--- begin ---

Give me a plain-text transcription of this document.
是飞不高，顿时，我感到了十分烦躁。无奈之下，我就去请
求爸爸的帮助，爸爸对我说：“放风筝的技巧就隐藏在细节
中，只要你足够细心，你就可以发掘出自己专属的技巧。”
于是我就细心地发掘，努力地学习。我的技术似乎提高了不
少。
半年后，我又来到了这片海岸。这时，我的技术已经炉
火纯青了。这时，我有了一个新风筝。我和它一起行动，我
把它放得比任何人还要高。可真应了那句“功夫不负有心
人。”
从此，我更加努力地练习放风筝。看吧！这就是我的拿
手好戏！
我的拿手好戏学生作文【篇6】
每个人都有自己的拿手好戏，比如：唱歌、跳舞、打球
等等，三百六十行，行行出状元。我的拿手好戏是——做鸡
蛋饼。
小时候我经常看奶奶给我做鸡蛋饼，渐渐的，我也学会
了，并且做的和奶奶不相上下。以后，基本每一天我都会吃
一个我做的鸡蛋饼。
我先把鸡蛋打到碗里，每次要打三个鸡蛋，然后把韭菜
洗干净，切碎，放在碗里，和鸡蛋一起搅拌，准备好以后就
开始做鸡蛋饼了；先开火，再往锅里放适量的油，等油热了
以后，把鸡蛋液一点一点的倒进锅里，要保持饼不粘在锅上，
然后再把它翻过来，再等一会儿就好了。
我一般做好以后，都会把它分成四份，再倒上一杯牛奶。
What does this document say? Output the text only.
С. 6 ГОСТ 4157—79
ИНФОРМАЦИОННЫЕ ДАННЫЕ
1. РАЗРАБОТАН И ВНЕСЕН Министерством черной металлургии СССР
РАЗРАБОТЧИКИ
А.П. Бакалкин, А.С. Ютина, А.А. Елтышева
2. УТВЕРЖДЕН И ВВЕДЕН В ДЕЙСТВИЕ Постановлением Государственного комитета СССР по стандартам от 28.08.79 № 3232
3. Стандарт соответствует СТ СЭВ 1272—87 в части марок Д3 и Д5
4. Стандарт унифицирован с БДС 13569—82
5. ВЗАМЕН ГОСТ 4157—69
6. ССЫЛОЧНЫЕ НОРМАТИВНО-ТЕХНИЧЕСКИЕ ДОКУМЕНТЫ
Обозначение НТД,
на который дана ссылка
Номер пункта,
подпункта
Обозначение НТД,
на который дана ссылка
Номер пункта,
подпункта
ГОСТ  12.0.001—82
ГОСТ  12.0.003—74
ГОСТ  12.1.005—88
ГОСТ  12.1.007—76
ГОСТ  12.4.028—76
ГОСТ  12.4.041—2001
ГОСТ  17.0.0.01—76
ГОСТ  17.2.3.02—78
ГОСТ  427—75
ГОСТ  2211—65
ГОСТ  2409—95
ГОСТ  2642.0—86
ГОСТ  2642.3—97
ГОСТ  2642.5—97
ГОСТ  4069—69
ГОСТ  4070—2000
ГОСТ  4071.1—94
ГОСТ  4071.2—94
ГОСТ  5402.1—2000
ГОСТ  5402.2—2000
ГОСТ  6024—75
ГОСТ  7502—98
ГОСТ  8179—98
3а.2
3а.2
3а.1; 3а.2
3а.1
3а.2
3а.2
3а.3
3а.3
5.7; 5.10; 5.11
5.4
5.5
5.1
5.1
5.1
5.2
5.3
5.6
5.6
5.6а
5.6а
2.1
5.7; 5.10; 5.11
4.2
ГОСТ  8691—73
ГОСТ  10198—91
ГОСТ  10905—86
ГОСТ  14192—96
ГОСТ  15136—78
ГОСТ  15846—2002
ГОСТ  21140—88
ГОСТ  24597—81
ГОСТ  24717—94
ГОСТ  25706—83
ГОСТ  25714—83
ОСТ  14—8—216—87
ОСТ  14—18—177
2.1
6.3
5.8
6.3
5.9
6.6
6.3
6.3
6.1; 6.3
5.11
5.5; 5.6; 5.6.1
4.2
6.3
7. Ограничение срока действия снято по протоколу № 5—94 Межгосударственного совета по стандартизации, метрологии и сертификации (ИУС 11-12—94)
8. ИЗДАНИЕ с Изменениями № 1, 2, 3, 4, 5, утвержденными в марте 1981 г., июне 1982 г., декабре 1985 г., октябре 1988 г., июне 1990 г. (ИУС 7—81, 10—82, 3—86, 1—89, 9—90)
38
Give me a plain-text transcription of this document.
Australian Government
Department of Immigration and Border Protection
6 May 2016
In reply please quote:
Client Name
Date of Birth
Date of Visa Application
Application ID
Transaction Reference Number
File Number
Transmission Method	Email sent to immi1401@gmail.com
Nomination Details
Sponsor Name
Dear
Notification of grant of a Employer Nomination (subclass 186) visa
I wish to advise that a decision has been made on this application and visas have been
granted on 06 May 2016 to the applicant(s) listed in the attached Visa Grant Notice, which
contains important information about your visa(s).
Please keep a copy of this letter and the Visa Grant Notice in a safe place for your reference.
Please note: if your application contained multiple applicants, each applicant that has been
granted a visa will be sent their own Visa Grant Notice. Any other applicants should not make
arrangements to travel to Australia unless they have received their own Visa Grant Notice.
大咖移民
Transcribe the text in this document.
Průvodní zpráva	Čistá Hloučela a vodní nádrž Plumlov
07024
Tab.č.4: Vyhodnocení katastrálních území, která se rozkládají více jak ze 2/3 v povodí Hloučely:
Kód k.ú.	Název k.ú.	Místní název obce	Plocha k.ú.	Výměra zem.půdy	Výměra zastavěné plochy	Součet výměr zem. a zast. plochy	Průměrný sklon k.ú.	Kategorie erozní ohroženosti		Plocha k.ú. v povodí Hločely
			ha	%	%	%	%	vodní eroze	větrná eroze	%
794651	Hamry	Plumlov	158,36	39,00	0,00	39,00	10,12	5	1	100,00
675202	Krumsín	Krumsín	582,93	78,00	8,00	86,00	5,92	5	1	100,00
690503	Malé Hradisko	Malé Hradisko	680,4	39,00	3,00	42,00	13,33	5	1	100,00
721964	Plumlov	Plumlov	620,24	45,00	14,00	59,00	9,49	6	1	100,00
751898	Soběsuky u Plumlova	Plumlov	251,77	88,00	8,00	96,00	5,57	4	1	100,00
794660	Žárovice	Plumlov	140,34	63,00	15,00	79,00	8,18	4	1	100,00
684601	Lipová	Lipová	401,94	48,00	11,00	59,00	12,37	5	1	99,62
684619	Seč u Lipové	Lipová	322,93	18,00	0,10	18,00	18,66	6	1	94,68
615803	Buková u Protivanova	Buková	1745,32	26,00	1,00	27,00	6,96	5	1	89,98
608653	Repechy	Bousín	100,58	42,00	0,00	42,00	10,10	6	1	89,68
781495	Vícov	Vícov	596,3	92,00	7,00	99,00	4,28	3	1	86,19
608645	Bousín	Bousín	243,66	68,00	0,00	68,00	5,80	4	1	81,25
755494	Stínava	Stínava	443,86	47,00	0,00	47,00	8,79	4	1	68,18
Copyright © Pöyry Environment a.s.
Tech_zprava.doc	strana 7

--- end ---

* _WORK REQUIRED_
Each record above should be output again exactly.

* _RESPONSE TO THE TASK_
Give me a plain-text transcription of this document.
是飞不高，顿时，我感到了十分烦躁。无奈之下，我就去请
求爸爸的帮助，爸爸对我说：“放风筝的技巧就隐藏在细节
中，只要你足够细心，你就可以发掘出自己专属的技巧。”
于是我就细心地发掘，努力地学习。我的技术似乎提高了不
少。
半年后，我又来到了这片海岸。这时，我的技术已经炉
火纯青了。这时，我有了一个新风筝。我和它一起行动，我
把它放得比任何人还要高。可真应了那句“功夫不负有心
人。”
从此，我更加努力地练习放风筝。看吧！这就是我的拿
手好戏！
我的拿手好戏学生作文【篇6】
每个人都有自己的拿手好戏，比如：唱歌、跳舞、打球
等等，三百六十行，行行出状元。我的拿手好戏是——做鸡
蛋饼。
小时候我经常看奶奶给我做鸡蛋饼，渐渐的，我也学会
了，并且做的和奶奶不相上下。以后，基本每一天我都会吃
一个我做的鸡蛋饼。
我先把鸡蛋打到碗里，每次要打三个鸡蛋，然后把韭菜
洗干净，切碎，放在碗里，和鸡蛋一起搅拌，准备好以后就
开始做鸡蛋饼了；先开火，再往锅里放适量的油，等油热了
以后，把鸡蛋液一点一点的倒进锅里，要保持饼不粘在锅上，
然后再把它翻过来，再等一会儿就好了。
我一般做好以后，都会把它分成四份，再倒上一杯牛奶。
What does this document say? Output the text only.
С. 6 ГОСТ 4157—79
ИНФОРМАЦИОННЫЕ ДАННЫЕ
1. РАЗРАБОТАН И ВНЕСЕН Министерством черной металлургии СССР
РАЗРАБОТЧИКИ
А.П. Бакалкин, А.С. Ютина, А.А. Елтышева
2. УТВЕРЖДЕН И ВВЕДЕН В ДЕЙСТВИЕ Постановлением Государственного комитета СССР по стандартам от 28.08.79 № 3232
3. Стандарт соответствует СТ СЭВ 1272—87 в части марок Д3 и Д5
4. Стандарт унифицирован с БДС 13569—82
5. ВЗАМЕН ГОСТ 4157—69
6. ССЫЛОЧНЫЕ НОРМАТИВНО-ТЕХНИЧЕСКИЕ ДОКУМЕНТЫ
Обозначение НТД,
на который дана ссылка
Номер пункта,
подпункта
Обозначение НТД,
на который дана ссылка
Номер пункта,
подпункта
ГОСТ  12.0.001—82
ГОСТ  12.0.003—74
ГОСТ  12.1.005—88
ГОСТ  12.1.007—76
ГОСТ  12.4.028—76
ГОСТ  12.4.041—2001
ГОСТ  17.0.0.01—76
ГОСТ  17.2.3.02—78
ГОСТ  427—75
ГОСТ  2211—65
ГОСТ  2409—95
ГОСТ  2642.0—86
ГОСТ  2642.3—97
ГОСТ  2642.5—97
ГОСТ  4069—69
ГОСТ  4070—2000
ГОСТ  4071.1—94
ГОСТ  4071.2—94
ГОСТ  5402.1—2000
ГОСТ  5402.2—2000
ГОСТ  6024—75
ГОСТ  7502—98
ГОСТ  8179—98
3а.2
3а.2
3а.1; 3а.2
3а.1
3а.2
3а.2
3а.3
3а.3
5.7; 5.10; 5.11
5.4
5.5
5.1
5.1
5.1
5.2
5.3
5.6
5.6
5.6а
5.6а
2.1
5.7; 5.10; 5.11
4.2
ГОСТ  8691—73
ГОСТ  10198—91
ГОСТ  10905—86
ГОСТ  14192—96
ГОСТ  15136—78
ГОСТ  15846—2002
ГОСТ  21140—88
ГОСТ  24597—81
ГОСТ  24717—94
ГОСТ  25706—83
ГОСТ  25714—83
ОСТ  14—8—216—87
ОСТ  14—18—177
2.1
6.3
5.8
6.3
5.9
6.6
6.3
6.3
6.1; 6.3
5.11
5.5; 5.6; 5.6.1
4.2
6.3
7. Ограничение срока действия снято по протоколу № 5—94 Межгосударственного совета по стандартизации, метрологии и сертификации (ИУС 11-12—94)
8. ИЗДАНИЕ с Изменениями № 1, 2, 3, 4, 5, утвержденными в марте 1981 г., июне 1982 г., декабре 1985 г., октябре 1988 г., июне 1990 г. (ИУС 7—81, 10—82, 3—86, 1—89, 9—90)
38
Give me a plain-text transcription of this document.
Australian Government
Department of Immigration and Border Protection
6 May 2016
In reply please quote:
Client Name
Date of Birth
Date of Visa Application
Application ID
Transaction Reference Number
File Number
Transmission Method	Email sent to immi1401@gmail.com
Nomination Details
Sponsor Name
Dear
Notification of grant of a Employer Nomination (subclass 186) visa
I wish to advise that a decision has been made on this application and visas have been
granted on 06 May 2016 to the applicant(s) listed in the attached Visa Grant Notice, which
contains important information about your visa(s).
Please keep a copy of this letter and the Visa Grant Notice in a safe place for your reference.
Please note: if your application contained multiple applicants, each applicant that has been
granted a visa will be sent their own Visa Grant Notice. Any other applicants should not make
arrangements to travel to Australia unless they have received their own Visa Grant Notice.
大咖移民
Transcribe the text in this document.
Průvodní zpráva	Čistá Hloučela a vodní nádrž Plumlov
07024
Tab.č.4: Vyhodnocení katastrálních území, která se rozkládají více jak ze 2/3 v povodí Hloučely:
Kód k.ú.	Název k.ú.	Místní název obce	Plocha k.ú.	Výměra zem.půdy	Výměra zastavěné plochy	Součet výměr zem. a zast. plochy	Průměrný sklon k.ú.	Kategorie erozní ohroženosti		Plocha k.ú. v povodí Hločely
			ha	%	%	%	%	vodní eroze	větrná eroze	%
794651	Hamry	Plumlov	158,36	39,00	0,00	39,00	10,12	5	1	100,00
675202	Krumsín	Krumsín	582,93	78,00	8,00	86,00	5,92	5	1	100,00
690503	Malé Hradisko	Malé Hradisko	680,4	39,00	3,00	42,00	13,33	5	1	100,00
721964	Plumlov	Plumlov	620,24	45,00	14,00	59,00	9,49	6	1	100,00
751898	Soběsuky u Plumlova	Plumlov	251,77	88,00	8,00	96,00	5,57	4	1	100,00
794660	Žárovice	Plumlov	140,34	63,00	15,00	79,00	8,18	4	1	100,00
684601	Lipová	Lipová	401,94	48,00	11,00	59,00	12,37	5	1	99,62
684619	Seč u Lipové	Lipová	322,93	18,00	0,10	18,00	18,66	6	1	94,68
615803	Buková u Protivanova	Buková	1745,32	26,00	1,00	27,00	6,96	5	1	89,98
608653	Repechy	Bousín	100,58	42,00	0,00	42,00	10,10	6	1	89,68
781495	Vícov	Vícov	596,3	92,00	7,00	99,00	4,28	3	1	86,19
608645	Bousín	Bousín	243,66	68,00	0,00	68,00	5,80	4	1	81,25
755494	Stínava	Stínava	443,86	47,00	0,00	47,00	8,79	4	1	68,18
Copyright © Pöyry Environment a.s.
Tech_zprava.doc	strana 7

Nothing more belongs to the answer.